## BEGIN

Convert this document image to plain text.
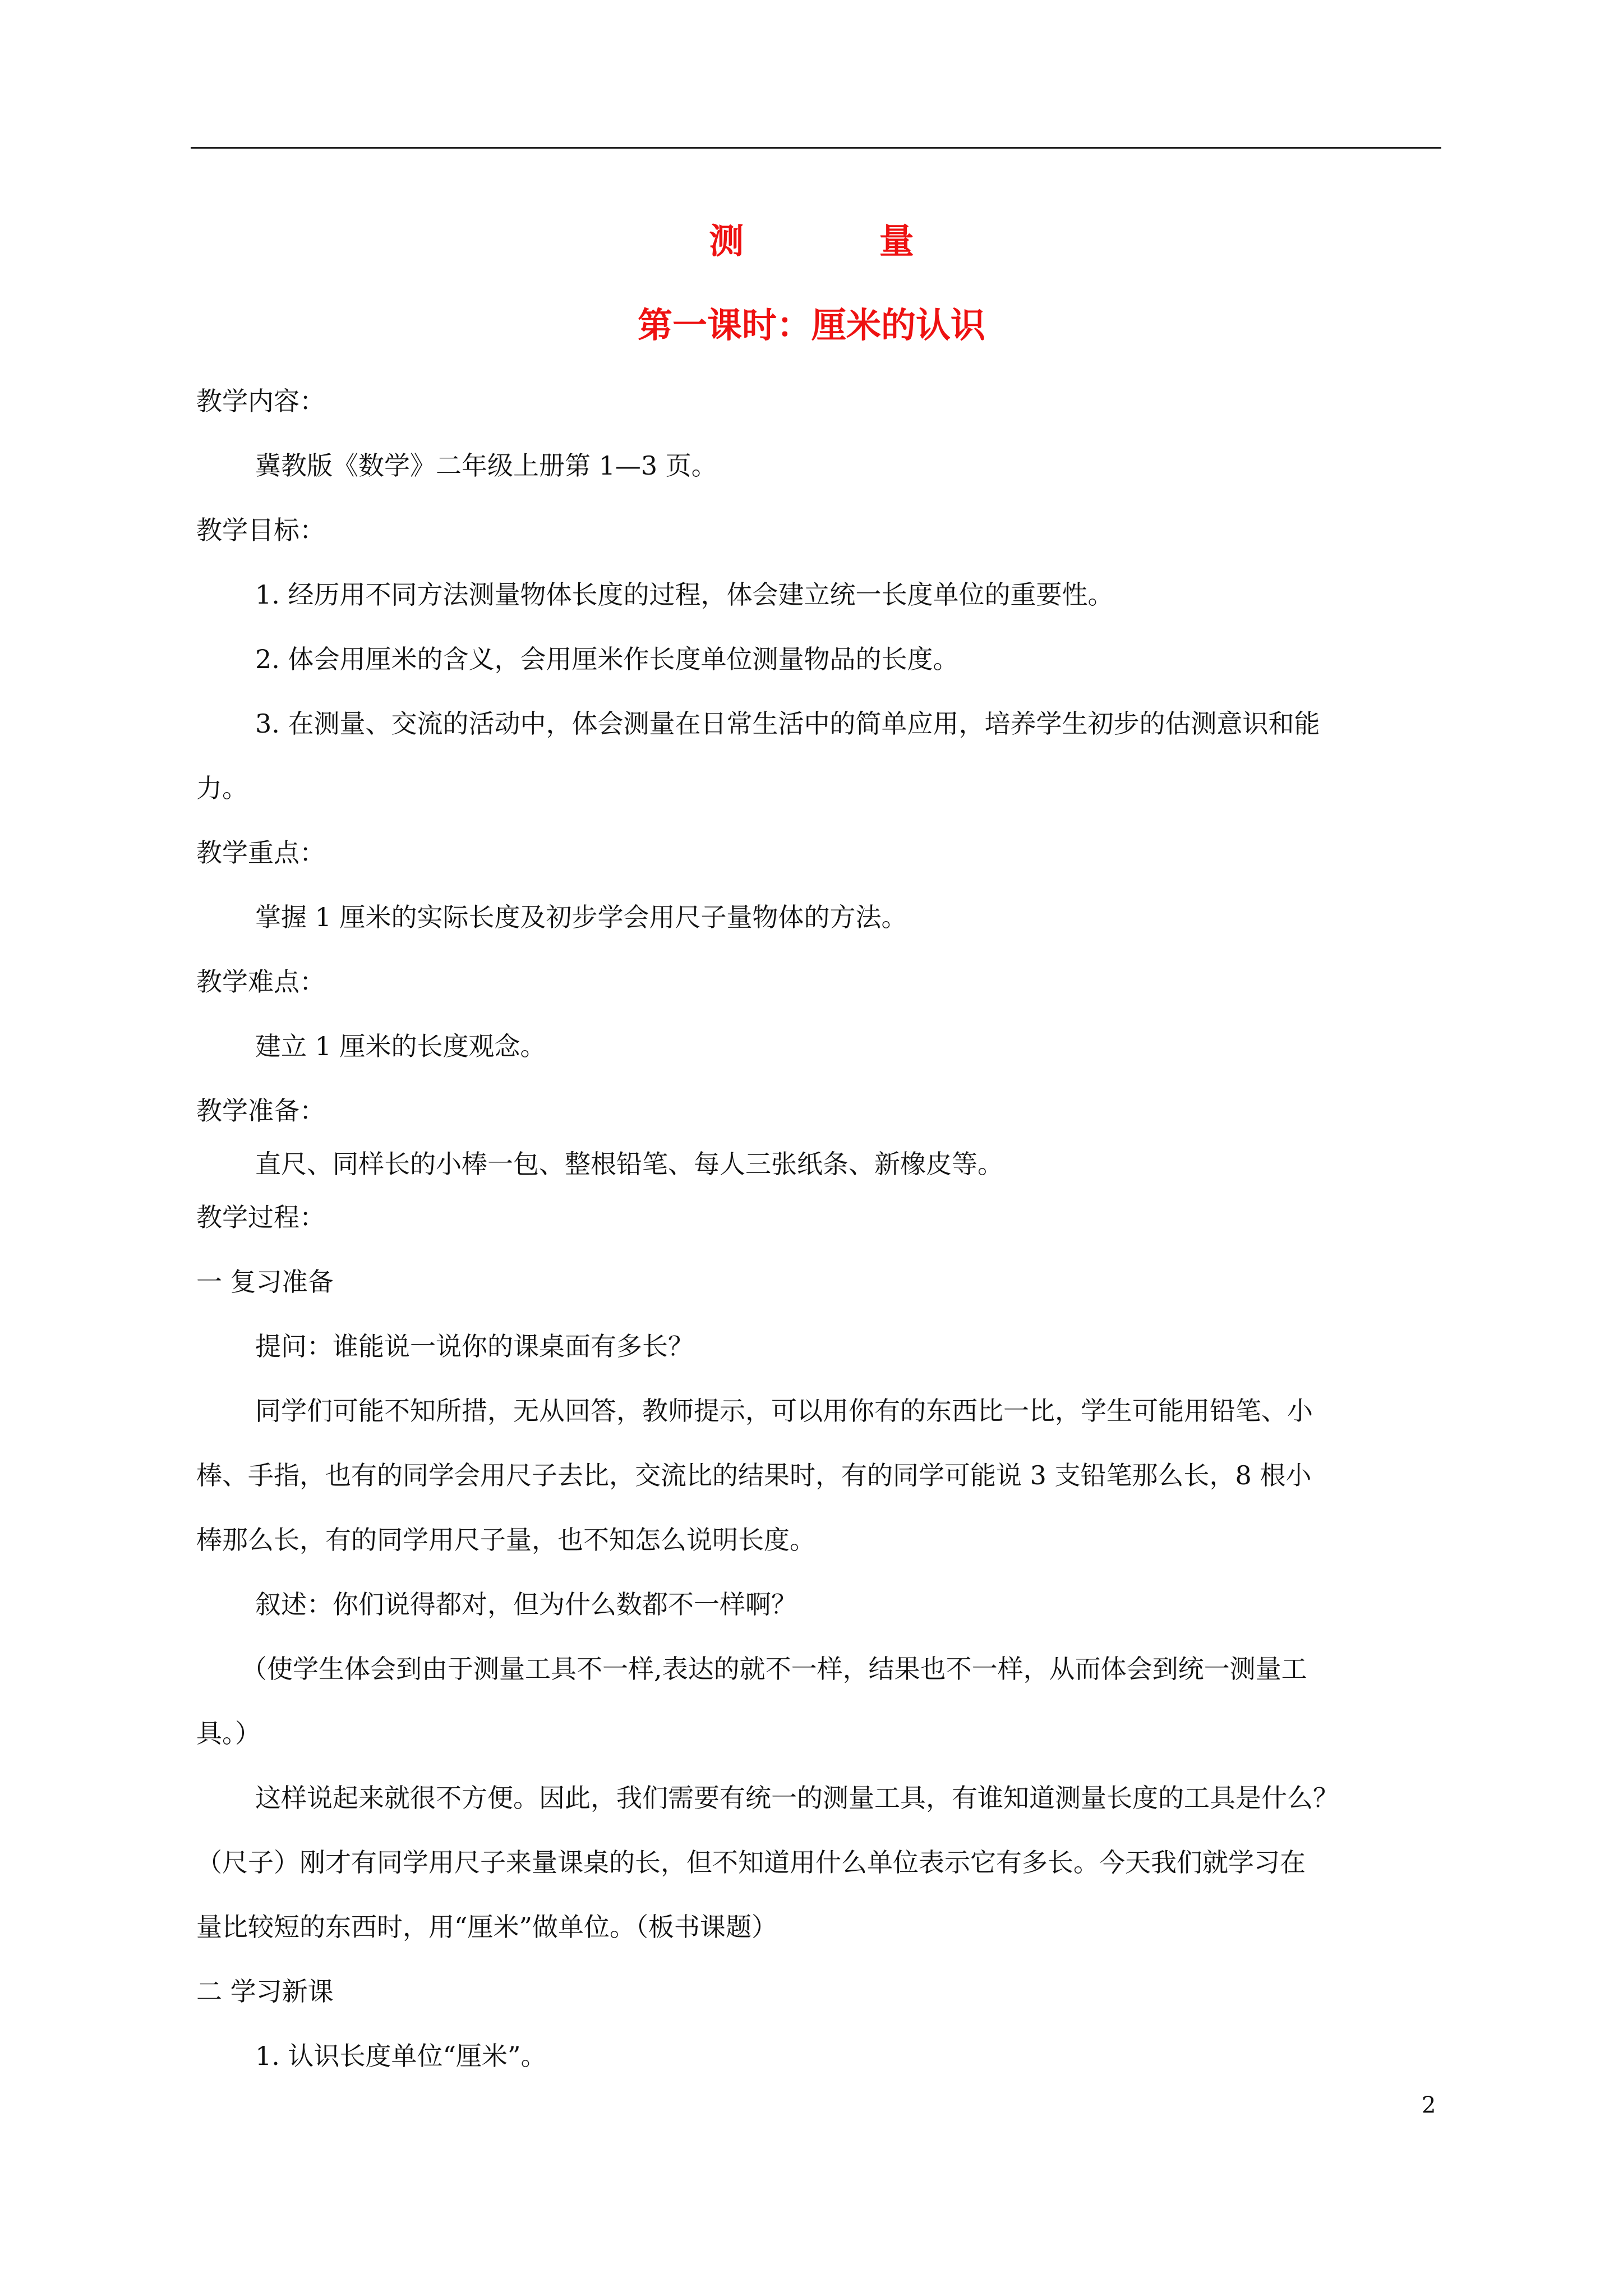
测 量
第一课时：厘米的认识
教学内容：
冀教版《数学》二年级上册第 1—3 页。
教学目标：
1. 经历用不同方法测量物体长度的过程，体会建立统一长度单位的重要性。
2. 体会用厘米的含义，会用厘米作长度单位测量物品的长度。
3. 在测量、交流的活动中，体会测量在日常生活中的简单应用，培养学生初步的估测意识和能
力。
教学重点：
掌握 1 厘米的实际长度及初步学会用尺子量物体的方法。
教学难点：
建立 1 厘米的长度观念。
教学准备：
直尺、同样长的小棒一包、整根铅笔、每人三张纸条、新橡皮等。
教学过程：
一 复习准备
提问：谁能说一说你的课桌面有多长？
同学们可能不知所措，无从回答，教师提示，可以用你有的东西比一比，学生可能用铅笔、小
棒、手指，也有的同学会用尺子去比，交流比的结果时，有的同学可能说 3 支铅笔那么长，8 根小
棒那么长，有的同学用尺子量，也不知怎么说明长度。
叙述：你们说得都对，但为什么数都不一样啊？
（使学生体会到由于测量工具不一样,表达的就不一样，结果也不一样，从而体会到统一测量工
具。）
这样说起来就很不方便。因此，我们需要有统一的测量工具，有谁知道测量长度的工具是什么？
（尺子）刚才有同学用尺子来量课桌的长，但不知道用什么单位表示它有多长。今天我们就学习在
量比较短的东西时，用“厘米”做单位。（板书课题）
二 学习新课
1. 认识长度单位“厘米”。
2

## END

OBJECTIVE -
Write the entries above out in full, exactly, with no images.

RESPONSE -
Convert this document image to plain text.
测 量
第一课时：厘米的认识
教学内容：
冀教版《数学》二年级上册第 1—3 页。
教学目标：
1. 经历用不同方法测量物体长度的过程，体会建立统一长度单位的重要性。
2. 体会用厘米的含义，会用厘米作长度单位测量物品的长度。
3. 在测量、交流的活动中，体会测量在日常生活中的简单应用，培养学生初步的估测意识和能
力。
教学重点：
掌握 1 厘米的实际长度及初步学会用尺子量物体的方法。
教学难点：
建立 1 厘米的长度观念。
教学准备：
直尺、同样长的小棒一包、整根铅笔、每人三张纸条、新橡皮等。
教学过程：
一 复习准备
提问：谁能说一说你的课桌面有多长？
同学们可能不知所措，无从回答，教师提示，可以用你有的东西比一比，学生可能用铅笔、小
棒、手指，也有的同学会用尺子去比，交流比的结果时，有的同学可能说 3 支铅笔那么长，8 根小
棒那么长，有的同学用尺子量，也不知怎么说明长度。
叙述：你们说得都对，但为什么数都不一样啊？
（使学生体会到由于测量工具不一样,表达的就不一样，结果也不一样，从而体会到统一测量工
具。）
这样说起来就很不方便。因此，我们需要有统一的测量工具，有谁知道测量长度的工具是什么？
（尺子）刚才有同学用尺子来量课桌的长，但不知道用什么单位表示它有多长。今天我们就学习在
量比较短的东西时，用“厘米”做单位。（板书课题）
二 学习新课
1. 认识长度单位“厘米”。
2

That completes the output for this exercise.